*Aim:* Extract all lines from the data beneath that include the word "очистке".

*Given records:*
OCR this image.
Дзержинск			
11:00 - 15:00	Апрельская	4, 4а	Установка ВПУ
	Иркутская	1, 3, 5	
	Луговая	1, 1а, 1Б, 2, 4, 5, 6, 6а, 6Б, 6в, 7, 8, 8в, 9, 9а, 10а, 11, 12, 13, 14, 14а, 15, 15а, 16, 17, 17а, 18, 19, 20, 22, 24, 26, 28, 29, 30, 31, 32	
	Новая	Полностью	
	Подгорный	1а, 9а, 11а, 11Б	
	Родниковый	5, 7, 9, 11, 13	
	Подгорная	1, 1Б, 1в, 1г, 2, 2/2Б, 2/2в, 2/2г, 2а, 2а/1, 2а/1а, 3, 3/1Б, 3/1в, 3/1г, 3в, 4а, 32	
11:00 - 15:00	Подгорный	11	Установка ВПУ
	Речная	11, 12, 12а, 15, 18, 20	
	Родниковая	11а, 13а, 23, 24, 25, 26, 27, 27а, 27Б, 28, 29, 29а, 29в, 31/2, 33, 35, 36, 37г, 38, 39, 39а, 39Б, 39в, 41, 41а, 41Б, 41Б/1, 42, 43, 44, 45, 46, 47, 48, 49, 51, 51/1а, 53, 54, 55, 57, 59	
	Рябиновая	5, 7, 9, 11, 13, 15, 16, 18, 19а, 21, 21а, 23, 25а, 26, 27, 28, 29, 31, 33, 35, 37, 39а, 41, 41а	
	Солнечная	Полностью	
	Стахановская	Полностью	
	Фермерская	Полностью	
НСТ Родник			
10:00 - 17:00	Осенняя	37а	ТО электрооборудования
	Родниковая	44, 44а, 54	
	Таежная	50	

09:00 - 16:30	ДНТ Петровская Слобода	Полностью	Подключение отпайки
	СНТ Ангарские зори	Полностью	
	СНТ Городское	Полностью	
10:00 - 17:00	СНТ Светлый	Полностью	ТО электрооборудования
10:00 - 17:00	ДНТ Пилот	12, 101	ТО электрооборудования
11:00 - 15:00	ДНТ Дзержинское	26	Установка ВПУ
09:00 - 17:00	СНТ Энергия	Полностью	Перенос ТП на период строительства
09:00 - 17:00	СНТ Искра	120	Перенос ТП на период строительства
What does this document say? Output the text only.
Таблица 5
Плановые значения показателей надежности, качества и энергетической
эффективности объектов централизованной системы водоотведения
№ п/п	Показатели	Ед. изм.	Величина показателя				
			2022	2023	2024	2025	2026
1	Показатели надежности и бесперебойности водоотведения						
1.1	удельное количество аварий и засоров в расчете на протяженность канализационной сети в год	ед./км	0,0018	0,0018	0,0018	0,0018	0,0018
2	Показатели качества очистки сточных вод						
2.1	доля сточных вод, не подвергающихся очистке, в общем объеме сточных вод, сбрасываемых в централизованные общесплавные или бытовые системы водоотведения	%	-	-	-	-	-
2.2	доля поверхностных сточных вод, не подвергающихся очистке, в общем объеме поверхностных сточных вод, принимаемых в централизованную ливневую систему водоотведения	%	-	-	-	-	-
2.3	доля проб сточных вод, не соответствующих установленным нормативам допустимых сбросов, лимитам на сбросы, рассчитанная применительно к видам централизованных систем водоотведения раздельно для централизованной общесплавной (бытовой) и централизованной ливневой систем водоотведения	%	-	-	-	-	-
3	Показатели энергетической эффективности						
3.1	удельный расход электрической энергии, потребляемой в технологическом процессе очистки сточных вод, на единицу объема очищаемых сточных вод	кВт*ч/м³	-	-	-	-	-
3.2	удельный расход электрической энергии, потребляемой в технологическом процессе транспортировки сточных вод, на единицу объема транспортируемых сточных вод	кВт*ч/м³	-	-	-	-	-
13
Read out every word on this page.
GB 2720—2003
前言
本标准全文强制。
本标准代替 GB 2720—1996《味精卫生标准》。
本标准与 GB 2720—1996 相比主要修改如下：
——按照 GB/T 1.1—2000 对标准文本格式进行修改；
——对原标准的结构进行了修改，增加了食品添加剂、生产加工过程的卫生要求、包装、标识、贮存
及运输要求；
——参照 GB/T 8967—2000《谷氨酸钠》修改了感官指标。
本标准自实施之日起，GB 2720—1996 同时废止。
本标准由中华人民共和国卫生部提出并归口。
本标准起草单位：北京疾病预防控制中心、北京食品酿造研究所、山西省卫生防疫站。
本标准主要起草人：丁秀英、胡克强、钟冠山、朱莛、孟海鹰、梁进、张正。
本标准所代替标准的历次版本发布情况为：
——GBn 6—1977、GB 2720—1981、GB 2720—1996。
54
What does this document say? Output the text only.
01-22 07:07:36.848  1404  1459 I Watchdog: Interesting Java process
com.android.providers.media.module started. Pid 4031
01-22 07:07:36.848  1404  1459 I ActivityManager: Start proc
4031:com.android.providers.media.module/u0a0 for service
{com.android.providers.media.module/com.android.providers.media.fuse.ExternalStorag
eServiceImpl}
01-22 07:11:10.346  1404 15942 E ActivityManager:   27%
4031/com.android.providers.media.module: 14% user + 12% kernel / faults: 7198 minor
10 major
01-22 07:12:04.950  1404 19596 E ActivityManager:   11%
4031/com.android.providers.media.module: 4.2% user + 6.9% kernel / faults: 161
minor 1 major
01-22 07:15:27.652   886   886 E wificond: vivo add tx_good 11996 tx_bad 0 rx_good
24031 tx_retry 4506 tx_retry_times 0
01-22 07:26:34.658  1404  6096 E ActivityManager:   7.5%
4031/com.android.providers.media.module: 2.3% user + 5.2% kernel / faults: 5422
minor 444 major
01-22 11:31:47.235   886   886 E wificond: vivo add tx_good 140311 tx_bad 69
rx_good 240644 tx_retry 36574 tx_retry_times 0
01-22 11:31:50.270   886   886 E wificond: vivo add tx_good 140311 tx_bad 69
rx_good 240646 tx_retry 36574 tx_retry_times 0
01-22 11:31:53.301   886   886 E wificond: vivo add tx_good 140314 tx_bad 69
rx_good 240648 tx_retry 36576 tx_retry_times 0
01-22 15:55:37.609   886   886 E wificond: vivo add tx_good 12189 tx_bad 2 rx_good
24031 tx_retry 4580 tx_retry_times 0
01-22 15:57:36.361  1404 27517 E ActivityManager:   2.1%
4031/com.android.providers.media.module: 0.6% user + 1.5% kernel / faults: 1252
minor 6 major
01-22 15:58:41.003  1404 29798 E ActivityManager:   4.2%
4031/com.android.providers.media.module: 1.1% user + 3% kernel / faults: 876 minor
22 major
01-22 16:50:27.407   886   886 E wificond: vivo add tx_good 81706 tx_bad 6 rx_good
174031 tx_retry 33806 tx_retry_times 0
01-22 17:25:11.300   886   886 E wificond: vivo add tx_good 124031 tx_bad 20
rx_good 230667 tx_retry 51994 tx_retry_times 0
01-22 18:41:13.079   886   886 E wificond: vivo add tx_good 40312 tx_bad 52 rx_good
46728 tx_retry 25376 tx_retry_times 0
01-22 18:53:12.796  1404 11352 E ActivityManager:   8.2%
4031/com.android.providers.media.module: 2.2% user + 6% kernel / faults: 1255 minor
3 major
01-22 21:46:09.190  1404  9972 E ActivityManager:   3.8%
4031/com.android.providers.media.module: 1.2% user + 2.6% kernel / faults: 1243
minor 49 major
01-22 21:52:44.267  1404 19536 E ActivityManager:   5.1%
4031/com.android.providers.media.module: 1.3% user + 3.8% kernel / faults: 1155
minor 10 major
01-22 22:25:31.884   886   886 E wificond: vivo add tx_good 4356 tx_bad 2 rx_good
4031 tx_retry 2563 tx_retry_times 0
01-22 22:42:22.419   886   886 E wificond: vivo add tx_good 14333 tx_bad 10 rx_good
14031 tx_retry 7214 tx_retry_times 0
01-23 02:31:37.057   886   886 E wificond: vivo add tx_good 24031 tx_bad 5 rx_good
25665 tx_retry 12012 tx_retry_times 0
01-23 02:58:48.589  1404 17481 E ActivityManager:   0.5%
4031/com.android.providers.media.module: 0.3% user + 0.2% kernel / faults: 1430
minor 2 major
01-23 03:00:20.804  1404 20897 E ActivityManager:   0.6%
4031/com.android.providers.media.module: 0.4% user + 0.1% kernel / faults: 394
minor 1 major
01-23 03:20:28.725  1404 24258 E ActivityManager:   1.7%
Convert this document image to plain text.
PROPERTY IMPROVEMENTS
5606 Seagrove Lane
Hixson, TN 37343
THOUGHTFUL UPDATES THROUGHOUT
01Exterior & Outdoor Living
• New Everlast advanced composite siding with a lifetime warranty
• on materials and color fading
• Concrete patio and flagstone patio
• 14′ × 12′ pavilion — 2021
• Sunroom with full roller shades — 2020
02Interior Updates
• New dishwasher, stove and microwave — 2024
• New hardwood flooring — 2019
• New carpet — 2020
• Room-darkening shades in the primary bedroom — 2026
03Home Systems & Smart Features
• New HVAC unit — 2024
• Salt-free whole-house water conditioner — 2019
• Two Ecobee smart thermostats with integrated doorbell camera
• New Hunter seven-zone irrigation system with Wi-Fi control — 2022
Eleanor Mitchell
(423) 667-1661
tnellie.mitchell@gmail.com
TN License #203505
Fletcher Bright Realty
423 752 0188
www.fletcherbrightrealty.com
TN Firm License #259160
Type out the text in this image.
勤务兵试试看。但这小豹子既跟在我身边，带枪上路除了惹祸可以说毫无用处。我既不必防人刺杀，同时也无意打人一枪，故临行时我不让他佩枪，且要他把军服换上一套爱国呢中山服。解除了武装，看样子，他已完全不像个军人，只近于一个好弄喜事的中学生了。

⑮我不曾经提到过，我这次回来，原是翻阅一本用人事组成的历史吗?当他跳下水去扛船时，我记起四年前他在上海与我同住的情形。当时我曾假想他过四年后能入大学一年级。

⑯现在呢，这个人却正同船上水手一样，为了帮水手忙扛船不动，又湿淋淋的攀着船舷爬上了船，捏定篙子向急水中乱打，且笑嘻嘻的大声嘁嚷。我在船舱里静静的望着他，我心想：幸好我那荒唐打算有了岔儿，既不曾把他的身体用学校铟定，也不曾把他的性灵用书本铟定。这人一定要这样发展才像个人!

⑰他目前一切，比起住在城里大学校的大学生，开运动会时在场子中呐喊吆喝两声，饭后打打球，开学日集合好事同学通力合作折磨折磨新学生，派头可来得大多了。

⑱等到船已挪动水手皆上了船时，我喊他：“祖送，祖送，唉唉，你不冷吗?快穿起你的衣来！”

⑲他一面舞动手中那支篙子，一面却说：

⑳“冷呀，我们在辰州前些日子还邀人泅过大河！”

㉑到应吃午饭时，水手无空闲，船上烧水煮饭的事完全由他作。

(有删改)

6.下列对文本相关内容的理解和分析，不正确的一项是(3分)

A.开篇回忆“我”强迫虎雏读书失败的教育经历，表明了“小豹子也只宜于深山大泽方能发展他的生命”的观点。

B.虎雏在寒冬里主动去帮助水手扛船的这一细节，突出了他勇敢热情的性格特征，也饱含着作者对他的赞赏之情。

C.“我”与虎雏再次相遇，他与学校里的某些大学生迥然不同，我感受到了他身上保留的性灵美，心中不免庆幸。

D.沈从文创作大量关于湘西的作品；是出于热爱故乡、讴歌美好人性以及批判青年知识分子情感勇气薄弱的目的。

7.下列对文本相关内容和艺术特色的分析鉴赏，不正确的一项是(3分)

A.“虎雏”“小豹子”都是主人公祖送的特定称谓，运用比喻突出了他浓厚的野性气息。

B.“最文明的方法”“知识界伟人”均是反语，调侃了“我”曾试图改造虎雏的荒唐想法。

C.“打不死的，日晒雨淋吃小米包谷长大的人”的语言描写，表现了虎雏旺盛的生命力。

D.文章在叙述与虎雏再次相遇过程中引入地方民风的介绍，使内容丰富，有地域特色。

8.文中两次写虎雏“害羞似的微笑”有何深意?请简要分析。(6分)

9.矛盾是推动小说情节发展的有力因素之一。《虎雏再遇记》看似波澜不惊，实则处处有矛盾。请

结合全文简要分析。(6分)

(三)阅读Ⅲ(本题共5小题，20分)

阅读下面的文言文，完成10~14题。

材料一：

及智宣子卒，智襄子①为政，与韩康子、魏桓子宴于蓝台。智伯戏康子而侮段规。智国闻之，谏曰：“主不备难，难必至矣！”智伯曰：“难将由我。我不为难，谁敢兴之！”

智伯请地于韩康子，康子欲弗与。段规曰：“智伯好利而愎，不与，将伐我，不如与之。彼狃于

*Finished exercise:*
2.1	доля сточных вод, не подвергающихся очистке, в общем объеме сточных вод, сбрасываемых в централизованные общесплавные или бытовые системы водоотведения	%	-	-	-	-	-
2.2	доля поверхностных сточных вод, не подвергающихся очистке, в общем объеме поверхностных сточных вод, принимаемых в централизованную ливневую систему водоотведения	%	-	-	-	-	-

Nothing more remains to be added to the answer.